- Task to complete: All lines from the one that contains "Serialize everything readable" through the close of the entries below are to be repeated exactly, without any pictures.

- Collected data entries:
= Beginning of Section =

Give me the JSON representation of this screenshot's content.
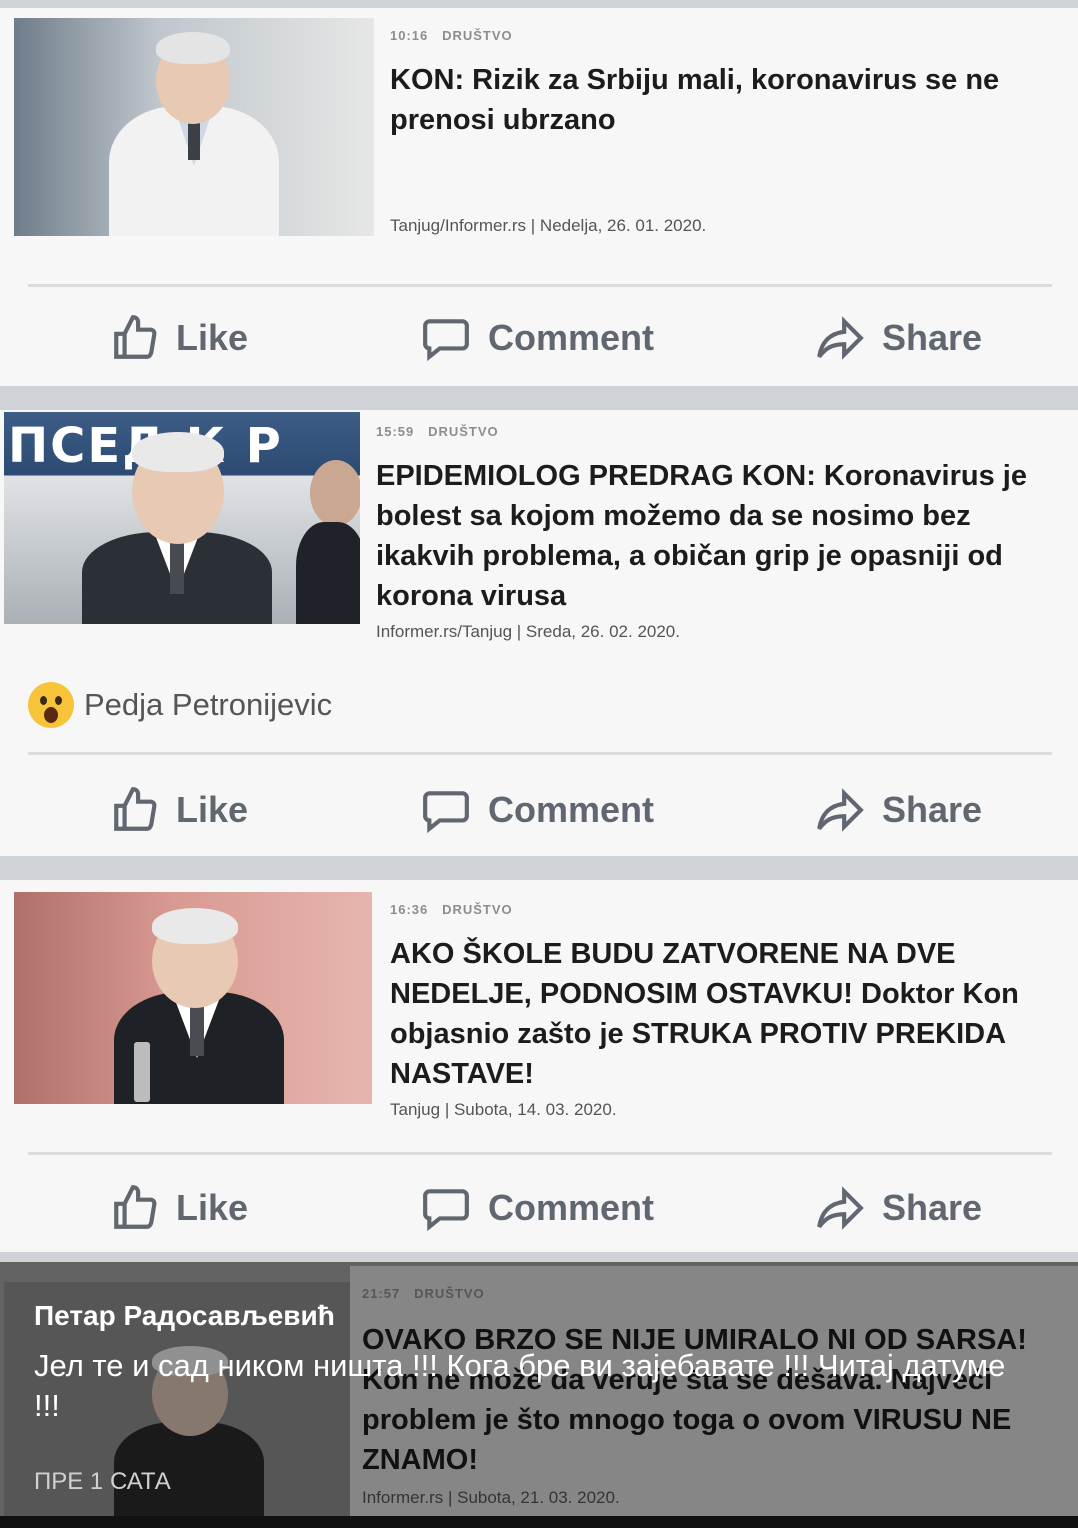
{
  "posts": [
    {
      "time": "10:16",
      "category": "DRUŠTVO",
      "headline": "KON: Rizik za Srbiju mali, koronavirus se ne prenosi ubrzano",
      "source": "Tanjug/Informer.rs | Nedelja, 26. 01. 2020."
    },
    {
      "time": "15:59",
      "category": "DRUŠTVO",
      "headline": "EPIDEMIOLOG PREDRAG KON: Koronavirus je bolest sa kojom možemo da se nosimo bez ikakvih problema, a običan grip je opasniji od korona virusa",
      "source": "Informer.rs/Tanjug | Sreda, 26. 02. 2020.",
      "banner_text": "ПСЕД  К Р",
      "reactor": "Pedja Petronijevic"
    },
    {
      "time": "16:36",
      "category": "DRUŠTVO",
      "headline": "AKO ŠKOLE BUDU ZATVORENE NA DVE NEDELJE, PODNOSIM OSTAVKU! Doktor Kon objasnio zašto je STRUKA PROTIV PREKIDA NASTAVE!",
      "source": "Tanjug | Subota, 14. 03. 2020."
    },
    {
      "time": "21:57",
      "category": "DRUŠTVO",
      "headline": "OVAKO BRZO SE NIJE UMIRALO NI OD SARSA! Kon ne može da veruje šta se dešava. Najveći problem je što mnogo toga o ovom VIRUSU NE ZNAMO!",
      "source": "Informer.rs | Subota, 21. 03. 2020."
    }
  ],
  "actions": {
    "like": "Like",
    "comment": "Comment",
    "share": "Share"
  },
  "story": {
    "user": "Петар Радосављевић",
    "text": "Јел те и сад ником ништа !!! Кога бре ви зајебавате !!! Читај датуме !!!",
    "time": "ПРЕ 1 САТА"
  },
  "colors": {
    "background": "#cfd3d8",
    "card": "#f7f7f8",
    "action_text": "#616770",
    "headline": "#1c1c1c"
  }
}
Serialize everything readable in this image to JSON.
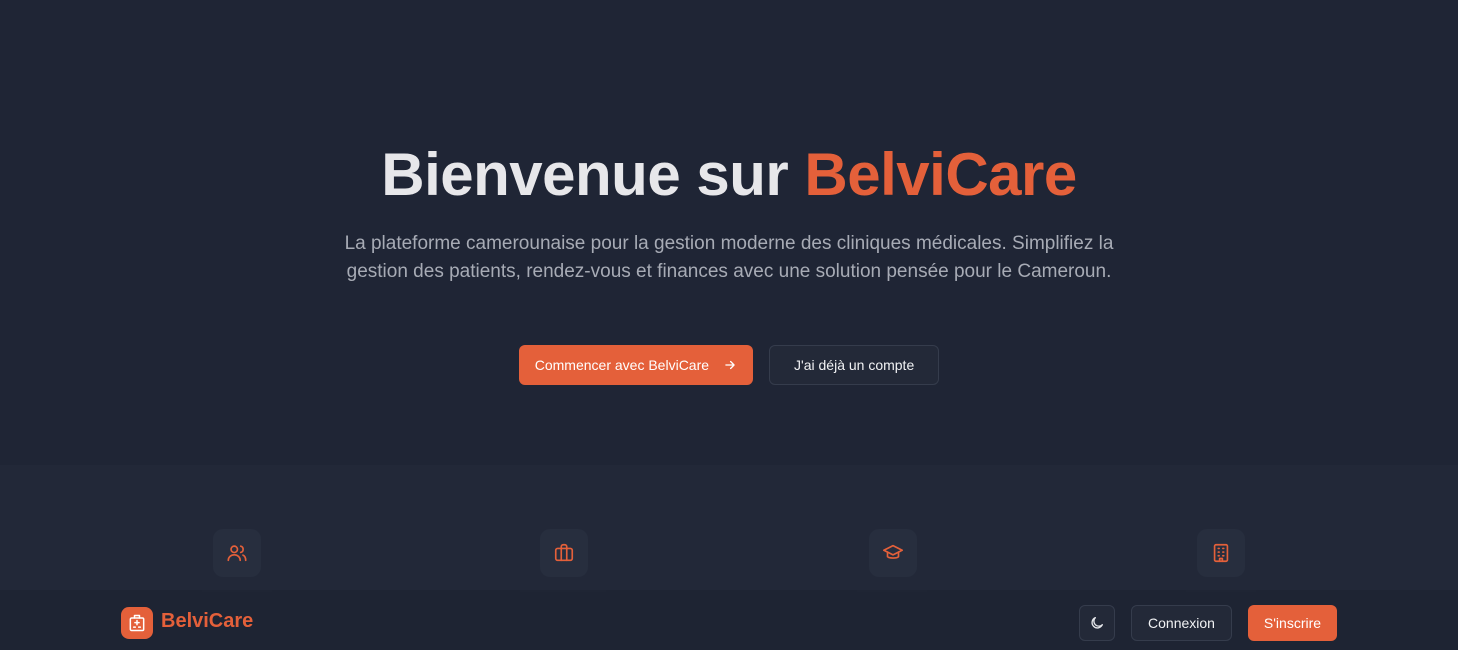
{
  "hero": {
    "title_prefix": "Bienvenue sur ",
    "title_brand": "BelviCare",
    "subtitle": "La plateforme camerounaise pour la gestion moderne des cliniques médicales. Simplifiez la gestion des patients, rendez-vous et finances avec une solution pensée pour le Cameroun.",
    "primary_cta": "Commencer avec BelviCare",
    "secondary_cta": "J'ai déjà un compte"
  },
  "features": {
    "icons": [
      "users-icon",
      "briefcase-icon",
      "graduation-cap-icon",
      "building-icon"
    ]
  },
  "navbar": {
    "brand": "BelviCare",
    "login_label": "Connexion",
    "signup_label": "S'inscrire",
    "theme_icon": "moon-icon"
  },
  "colors": {
    "accent": "#e4603a",
    "background": "#1f2535",
    "surface": "#232938"
  }
}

= End of Section =

- Response for this exercise:
Serialize everything readable in this image to JSON.
{
  "hero": {
    "title_prefix": "Bienvenue sur ",
    "title_brand": "BelviCare",
    "subtitle": "La plateforme camerounaise pour la gestion moderne des cliniques médicales. Simplifiez la gestion des patients, rendez-vous et finances avec une solution pensée pour le Cameroun.",
    "primary_cta": "Commencer avec BelviCare",
    "secondary_cta": "J'ai déjà un compte"
  },
  "features": {
    "icons": [
      "users-icon",
      "briefcase-icon",
      "graduation-cap-icon",
      "building-icon"
    ]
  },
  "navbar": {
    "brand": "BelviCare",
    "login_label": "Connexion",
    "signup_label": "S'inscrire",
    "theme_icon": "moon-icon"
  },
  "colors": {
    "accent": "#e4603a",
    "background": "#1f2535",
    "surface": "#232938"
  }
}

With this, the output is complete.